* Start MATERIAL TO PROCESS *
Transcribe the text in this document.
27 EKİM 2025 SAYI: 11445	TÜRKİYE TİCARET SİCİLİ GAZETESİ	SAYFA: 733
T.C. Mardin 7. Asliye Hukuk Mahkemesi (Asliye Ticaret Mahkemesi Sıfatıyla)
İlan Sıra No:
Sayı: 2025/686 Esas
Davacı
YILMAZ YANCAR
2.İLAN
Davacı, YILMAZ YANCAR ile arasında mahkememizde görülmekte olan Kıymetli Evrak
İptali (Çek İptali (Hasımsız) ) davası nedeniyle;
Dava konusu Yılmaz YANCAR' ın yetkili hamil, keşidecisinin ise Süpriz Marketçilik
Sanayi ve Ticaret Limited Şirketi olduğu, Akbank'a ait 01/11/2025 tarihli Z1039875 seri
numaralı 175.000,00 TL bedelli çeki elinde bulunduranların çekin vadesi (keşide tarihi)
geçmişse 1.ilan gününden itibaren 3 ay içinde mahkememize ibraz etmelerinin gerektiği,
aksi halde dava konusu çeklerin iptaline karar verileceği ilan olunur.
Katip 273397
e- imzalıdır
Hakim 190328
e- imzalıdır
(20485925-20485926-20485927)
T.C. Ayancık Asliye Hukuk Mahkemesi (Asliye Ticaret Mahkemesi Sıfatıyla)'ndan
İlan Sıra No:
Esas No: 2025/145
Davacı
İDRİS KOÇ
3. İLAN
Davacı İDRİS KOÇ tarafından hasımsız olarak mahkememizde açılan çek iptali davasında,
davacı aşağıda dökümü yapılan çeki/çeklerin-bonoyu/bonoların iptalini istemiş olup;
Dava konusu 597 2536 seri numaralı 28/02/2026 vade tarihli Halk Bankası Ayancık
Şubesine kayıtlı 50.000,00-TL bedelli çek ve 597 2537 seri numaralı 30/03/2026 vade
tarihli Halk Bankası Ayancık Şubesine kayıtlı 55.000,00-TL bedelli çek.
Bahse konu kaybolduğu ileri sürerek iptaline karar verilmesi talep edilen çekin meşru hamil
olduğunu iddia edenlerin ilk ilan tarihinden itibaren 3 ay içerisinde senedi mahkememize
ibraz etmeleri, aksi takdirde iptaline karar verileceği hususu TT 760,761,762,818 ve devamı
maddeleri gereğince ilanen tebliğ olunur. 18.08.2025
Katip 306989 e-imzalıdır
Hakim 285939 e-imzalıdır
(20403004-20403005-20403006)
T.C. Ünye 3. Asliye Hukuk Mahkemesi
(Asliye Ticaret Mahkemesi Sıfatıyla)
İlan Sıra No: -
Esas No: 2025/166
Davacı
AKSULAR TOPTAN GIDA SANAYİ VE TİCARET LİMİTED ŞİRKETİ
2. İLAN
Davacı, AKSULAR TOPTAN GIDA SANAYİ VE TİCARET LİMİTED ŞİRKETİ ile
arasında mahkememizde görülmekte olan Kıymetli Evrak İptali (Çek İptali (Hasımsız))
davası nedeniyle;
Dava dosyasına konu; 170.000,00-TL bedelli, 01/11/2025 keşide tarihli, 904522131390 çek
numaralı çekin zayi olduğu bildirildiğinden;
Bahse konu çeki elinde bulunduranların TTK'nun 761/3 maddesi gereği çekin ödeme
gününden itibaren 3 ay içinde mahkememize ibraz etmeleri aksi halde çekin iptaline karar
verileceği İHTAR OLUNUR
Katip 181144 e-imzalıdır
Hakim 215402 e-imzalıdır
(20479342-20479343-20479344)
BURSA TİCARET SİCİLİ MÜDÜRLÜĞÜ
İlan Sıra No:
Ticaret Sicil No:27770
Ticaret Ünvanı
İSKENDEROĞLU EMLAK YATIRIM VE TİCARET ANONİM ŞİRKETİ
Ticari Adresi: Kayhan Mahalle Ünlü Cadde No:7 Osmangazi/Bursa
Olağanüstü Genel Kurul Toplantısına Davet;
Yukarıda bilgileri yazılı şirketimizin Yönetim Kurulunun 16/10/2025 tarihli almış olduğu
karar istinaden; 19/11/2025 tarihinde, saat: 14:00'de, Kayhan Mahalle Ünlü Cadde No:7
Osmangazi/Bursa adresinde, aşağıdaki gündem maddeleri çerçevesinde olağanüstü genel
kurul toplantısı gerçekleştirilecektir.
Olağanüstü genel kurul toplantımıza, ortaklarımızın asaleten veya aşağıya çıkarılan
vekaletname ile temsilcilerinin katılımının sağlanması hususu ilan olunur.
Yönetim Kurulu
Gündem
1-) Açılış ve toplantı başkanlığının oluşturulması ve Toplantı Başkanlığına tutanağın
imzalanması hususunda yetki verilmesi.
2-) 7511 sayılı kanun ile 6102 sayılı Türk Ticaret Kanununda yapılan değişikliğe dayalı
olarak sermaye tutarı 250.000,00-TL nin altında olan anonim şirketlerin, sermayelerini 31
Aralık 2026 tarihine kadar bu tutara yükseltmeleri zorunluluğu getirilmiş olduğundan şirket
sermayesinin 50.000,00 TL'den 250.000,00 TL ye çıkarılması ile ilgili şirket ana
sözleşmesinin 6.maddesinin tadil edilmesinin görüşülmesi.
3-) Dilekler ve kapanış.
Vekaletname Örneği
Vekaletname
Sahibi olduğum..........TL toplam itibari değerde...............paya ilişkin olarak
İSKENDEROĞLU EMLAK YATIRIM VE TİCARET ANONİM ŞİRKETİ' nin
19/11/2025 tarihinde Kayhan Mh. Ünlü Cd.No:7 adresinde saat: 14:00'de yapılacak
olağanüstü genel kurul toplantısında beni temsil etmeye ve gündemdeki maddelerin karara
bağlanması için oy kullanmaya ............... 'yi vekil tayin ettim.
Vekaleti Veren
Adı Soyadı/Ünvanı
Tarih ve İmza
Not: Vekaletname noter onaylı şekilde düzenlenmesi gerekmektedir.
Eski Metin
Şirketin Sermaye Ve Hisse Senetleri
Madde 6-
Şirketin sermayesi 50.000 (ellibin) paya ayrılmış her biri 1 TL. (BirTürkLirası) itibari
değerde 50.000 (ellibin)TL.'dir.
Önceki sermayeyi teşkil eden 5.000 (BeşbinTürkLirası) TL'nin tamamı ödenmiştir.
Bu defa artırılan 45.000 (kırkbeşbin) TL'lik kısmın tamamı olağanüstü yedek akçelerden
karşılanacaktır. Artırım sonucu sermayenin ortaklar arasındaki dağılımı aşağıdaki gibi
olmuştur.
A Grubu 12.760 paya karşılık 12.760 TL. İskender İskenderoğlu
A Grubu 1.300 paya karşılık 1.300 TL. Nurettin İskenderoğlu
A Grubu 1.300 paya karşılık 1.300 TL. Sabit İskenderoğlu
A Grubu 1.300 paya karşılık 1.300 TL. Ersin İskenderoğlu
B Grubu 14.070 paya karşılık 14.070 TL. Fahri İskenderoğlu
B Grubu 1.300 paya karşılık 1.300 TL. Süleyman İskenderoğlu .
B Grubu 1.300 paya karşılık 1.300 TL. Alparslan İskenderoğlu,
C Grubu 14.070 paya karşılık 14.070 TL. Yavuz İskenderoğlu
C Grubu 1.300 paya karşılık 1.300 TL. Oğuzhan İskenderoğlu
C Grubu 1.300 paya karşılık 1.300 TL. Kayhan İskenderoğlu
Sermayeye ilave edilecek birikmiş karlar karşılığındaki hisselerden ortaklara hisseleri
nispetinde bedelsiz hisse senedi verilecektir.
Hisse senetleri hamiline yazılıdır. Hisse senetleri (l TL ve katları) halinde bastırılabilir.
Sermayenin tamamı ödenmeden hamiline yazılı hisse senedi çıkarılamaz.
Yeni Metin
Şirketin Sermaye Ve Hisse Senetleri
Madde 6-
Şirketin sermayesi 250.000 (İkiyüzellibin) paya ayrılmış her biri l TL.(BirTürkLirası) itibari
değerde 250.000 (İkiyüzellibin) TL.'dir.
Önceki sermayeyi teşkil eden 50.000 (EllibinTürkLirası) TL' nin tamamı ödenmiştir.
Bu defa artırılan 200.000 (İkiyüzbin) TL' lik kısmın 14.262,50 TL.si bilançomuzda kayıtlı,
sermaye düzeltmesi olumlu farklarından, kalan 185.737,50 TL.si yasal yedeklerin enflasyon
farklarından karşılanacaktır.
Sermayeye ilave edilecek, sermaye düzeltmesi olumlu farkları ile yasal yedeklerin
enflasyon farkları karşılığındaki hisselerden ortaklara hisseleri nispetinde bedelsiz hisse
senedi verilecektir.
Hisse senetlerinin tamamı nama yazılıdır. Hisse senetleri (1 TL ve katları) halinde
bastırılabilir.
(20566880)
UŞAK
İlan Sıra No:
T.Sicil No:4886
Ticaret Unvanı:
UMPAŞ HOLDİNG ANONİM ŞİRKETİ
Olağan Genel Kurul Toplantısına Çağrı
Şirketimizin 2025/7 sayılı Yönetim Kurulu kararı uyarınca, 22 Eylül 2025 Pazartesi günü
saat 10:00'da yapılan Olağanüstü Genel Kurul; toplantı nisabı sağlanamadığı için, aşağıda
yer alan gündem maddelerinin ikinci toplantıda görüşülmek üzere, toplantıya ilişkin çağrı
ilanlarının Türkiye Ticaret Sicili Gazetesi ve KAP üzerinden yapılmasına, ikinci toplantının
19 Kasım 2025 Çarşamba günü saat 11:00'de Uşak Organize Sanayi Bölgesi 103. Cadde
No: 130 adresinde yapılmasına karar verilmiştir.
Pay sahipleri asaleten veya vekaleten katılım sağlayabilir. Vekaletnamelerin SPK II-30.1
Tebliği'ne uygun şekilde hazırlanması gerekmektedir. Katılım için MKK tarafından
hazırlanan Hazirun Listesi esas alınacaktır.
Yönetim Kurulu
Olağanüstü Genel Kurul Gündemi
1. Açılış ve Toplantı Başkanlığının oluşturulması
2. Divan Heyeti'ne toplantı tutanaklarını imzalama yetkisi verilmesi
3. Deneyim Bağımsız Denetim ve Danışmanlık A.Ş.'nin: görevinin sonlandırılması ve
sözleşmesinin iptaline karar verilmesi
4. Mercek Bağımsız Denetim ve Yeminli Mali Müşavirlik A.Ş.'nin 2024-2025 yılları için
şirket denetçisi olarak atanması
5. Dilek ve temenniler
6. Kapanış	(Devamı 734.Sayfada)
* End MATERIAL TO PROCESS *
PROBLEM DETAILS: Pull out every line of the records that includes the string "AKSULAR".

WORKED ANSWER:
AKSULAR TOPTAN GIDA SANAYİ VE TİCARET LİMİTED ŞİRKETİ
Davacı, AKSULAR TOPTAN GIDA SANAYİ VE TİCARET LİMİTED ŞİRKETİ ile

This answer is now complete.